- **SHORT EXERCISE**
Every line with the string "oder" should be gathered.

## BEGIN DATA FOR THIS EXERCISE

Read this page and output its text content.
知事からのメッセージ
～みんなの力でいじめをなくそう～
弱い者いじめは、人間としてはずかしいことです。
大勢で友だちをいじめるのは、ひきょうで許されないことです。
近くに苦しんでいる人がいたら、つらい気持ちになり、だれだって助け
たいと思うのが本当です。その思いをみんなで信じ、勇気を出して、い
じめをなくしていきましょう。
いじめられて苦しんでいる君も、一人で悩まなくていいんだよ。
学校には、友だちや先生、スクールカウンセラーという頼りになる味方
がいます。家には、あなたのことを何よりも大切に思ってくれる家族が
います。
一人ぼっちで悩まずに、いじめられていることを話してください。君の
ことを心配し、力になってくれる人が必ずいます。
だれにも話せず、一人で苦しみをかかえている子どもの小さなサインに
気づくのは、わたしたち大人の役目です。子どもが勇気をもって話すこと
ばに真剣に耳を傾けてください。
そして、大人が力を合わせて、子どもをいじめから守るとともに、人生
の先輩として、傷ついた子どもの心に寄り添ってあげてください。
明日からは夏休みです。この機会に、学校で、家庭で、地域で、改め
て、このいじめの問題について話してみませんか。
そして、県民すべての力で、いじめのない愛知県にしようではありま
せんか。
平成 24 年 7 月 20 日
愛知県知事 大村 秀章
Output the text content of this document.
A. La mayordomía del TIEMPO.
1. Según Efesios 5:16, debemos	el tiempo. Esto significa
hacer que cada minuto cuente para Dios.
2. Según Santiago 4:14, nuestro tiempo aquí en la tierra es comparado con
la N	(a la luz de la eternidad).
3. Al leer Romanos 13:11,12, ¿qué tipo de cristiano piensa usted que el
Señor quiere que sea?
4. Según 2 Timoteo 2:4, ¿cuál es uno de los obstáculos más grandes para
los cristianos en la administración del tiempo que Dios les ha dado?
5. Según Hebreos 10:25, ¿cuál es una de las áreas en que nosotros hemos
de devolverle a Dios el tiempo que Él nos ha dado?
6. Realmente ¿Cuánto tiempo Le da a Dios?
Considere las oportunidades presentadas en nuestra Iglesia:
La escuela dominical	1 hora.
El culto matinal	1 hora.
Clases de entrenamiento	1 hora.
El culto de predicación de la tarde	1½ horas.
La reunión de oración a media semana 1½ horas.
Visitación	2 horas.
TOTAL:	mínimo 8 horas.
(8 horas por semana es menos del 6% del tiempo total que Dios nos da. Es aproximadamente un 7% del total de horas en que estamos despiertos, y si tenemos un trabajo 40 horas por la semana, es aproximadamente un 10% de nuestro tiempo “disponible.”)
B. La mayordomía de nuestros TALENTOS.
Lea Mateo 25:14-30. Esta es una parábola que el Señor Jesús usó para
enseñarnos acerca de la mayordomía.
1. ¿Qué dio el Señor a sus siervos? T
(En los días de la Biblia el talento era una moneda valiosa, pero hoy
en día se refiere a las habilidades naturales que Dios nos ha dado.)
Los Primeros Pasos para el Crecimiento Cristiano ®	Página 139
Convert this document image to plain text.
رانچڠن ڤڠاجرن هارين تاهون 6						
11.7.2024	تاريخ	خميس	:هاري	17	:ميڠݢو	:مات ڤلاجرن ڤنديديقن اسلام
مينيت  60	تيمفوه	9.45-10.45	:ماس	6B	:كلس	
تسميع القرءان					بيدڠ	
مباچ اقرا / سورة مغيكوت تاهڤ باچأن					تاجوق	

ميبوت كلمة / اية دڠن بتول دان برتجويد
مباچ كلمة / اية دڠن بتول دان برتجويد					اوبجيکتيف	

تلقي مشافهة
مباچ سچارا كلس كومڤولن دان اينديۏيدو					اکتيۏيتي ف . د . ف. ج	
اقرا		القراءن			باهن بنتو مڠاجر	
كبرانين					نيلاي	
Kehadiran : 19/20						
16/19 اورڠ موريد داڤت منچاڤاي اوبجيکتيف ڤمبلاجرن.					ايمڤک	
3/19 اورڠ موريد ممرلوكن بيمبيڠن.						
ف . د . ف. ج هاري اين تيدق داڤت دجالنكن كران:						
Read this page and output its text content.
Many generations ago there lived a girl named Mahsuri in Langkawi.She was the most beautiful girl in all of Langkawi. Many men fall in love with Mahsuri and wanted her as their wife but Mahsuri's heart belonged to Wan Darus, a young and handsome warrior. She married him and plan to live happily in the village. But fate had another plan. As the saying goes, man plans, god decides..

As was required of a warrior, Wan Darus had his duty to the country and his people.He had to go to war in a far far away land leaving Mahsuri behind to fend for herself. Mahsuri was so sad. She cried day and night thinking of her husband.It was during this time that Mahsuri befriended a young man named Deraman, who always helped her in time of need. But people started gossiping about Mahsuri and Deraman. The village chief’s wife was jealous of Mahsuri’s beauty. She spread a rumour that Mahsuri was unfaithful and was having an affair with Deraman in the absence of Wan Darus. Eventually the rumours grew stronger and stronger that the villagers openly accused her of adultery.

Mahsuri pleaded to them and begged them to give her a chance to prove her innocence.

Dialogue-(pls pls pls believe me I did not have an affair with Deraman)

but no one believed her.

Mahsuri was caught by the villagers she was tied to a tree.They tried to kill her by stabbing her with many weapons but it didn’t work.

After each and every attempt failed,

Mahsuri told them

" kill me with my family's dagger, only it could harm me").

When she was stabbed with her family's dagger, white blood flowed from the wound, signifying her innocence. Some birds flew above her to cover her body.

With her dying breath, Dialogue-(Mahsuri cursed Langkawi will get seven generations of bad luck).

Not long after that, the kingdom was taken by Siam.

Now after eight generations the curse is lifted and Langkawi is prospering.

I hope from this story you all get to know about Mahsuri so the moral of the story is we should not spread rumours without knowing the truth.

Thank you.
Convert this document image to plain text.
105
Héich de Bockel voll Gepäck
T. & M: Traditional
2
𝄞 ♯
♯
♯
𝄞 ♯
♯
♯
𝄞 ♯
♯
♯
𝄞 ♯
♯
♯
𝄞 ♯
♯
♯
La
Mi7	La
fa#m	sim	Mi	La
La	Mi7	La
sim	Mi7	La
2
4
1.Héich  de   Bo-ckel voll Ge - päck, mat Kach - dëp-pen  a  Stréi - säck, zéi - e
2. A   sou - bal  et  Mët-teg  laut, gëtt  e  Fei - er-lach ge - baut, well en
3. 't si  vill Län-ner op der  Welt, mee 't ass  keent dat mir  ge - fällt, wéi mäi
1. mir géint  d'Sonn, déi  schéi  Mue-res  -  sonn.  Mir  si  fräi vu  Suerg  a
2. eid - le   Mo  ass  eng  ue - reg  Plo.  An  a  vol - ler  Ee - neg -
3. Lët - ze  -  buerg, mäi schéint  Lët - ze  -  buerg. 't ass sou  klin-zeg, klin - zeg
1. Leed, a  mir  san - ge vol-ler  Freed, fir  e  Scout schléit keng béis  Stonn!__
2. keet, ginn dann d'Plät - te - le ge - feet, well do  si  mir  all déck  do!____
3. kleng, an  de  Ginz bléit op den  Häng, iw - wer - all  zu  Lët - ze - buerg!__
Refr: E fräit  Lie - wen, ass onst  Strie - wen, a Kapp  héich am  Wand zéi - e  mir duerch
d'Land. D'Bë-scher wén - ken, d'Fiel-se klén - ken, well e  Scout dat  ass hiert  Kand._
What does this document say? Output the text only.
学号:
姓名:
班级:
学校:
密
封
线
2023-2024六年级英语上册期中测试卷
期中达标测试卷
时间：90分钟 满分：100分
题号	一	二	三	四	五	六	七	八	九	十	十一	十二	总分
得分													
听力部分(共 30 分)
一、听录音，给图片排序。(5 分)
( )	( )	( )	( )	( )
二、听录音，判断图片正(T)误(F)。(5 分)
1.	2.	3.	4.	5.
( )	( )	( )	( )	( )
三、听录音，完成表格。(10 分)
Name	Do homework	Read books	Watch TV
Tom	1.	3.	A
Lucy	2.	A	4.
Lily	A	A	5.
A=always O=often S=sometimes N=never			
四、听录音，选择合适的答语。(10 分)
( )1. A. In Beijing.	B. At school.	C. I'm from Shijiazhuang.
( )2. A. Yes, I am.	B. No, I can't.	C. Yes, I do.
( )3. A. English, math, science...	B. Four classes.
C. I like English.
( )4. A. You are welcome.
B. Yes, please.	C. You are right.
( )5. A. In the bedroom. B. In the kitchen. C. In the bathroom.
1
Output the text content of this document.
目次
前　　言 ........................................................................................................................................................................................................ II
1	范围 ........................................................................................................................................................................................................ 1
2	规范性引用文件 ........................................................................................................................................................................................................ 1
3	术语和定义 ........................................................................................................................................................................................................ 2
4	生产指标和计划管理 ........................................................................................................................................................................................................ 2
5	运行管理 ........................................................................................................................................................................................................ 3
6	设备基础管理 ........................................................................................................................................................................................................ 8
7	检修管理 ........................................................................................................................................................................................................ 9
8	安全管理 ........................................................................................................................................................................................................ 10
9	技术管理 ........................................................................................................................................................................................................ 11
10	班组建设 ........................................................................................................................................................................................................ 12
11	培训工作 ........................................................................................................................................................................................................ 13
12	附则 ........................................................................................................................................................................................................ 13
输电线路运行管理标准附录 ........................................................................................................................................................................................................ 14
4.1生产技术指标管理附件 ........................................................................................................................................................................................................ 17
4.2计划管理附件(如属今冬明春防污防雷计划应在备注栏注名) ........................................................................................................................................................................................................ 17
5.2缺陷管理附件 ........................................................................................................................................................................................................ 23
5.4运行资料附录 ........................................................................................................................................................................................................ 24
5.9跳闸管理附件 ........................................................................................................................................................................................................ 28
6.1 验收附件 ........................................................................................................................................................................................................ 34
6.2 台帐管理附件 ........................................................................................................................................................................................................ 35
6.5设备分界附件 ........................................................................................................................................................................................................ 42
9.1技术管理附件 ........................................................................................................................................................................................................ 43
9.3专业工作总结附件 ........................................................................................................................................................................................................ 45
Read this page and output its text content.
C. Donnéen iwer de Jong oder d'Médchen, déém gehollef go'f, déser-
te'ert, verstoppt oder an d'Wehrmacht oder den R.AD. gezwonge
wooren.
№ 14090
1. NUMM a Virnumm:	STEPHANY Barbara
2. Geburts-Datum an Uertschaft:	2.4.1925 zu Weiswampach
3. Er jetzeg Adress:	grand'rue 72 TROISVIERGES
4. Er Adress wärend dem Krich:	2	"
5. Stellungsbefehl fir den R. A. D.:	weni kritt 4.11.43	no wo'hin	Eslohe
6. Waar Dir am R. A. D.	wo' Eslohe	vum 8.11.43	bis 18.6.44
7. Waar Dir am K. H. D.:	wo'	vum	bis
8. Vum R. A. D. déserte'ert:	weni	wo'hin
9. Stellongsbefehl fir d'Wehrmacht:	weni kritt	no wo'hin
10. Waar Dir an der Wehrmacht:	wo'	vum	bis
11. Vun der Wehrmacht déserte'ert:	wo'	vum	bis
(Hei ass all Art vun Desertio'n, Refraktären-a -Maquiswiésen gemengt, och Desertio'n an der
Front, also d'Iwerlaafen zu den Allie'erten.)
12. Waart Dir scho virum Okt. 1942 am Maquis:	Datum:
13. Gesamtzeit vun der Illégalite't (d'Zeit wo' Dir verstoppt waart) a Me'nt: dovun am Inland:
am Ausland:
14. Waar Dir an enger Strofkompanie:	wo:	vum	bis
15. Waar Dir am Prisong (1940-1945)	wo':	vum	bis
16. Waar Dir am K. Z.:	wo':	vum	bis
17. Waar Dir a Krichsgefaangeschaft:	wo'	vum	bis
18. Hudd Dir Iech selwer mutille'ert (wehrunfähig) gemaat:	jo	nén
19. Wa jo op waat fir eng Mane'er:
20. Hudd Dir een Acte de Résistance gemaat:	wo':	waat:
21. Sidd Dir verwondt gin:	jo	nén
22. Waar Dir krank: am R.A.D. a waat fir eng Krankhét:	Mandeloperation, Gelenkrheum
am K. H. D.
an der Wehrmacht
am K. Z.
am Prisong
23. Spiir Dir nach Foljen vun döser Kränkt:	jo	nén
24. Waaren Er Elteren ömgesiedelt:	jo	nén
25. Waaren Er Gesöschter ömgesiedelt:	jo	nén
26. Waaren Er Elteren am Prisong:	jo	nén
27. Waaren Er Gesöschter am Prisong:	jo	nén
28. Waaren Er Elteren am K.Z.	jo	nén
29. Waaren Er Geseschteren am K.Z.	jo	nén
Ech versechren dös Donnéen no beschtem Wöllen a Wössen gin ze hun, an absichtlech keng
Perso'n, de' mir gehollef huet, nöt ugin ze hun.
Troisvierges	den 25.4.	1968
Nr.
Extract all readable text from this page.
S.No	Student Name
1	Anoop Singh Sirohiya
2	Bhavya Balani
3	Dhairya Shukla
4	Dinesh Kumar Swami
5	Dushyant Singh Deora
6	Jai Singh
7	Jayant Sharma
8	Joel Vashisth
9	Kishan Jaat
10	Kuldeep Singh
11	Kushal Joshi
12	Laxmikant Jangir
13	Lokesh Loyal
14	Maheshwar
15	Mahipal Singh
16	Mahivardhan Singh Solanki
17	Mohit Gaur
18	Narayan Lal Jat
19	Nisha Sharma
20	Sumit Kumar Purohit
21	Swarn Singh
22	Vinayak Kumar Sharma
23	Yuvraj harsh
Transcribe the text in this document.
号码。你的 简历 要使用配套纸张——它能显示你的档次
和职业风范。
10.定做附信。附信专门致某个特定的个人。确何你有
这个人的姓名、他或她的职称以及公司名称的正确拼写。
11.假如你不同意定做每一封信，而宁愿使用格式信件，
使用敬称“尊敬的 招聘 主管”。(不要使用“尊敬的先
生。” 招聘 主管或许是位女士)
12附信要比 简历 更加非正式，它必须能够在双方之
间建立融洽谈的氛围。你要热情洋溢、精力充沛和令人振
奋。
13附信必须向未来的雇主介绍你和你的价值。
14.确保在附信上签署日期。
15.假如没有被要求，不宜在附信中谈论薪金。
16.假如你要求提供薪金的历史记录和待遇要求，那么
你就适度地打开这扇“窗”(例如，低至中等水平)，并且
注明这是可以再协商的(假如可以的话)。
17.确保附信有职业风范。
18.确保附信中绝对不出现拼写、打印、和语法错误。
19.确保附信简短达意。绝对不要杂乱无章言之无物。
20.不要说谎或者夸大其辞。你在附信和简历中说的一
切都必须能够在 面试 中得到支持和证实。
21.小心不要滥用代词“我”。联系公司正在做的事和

## END DATA FOR THIS EXERCISE

- **SOLUTION TO THIS EXERCISE**
C. Donnéen iwer de Jong oder d'Médchen, déém gehollef go'f, déser-
te'ert, verstoppt oder an d'Wehrmacht oder den R.AD. gezwonge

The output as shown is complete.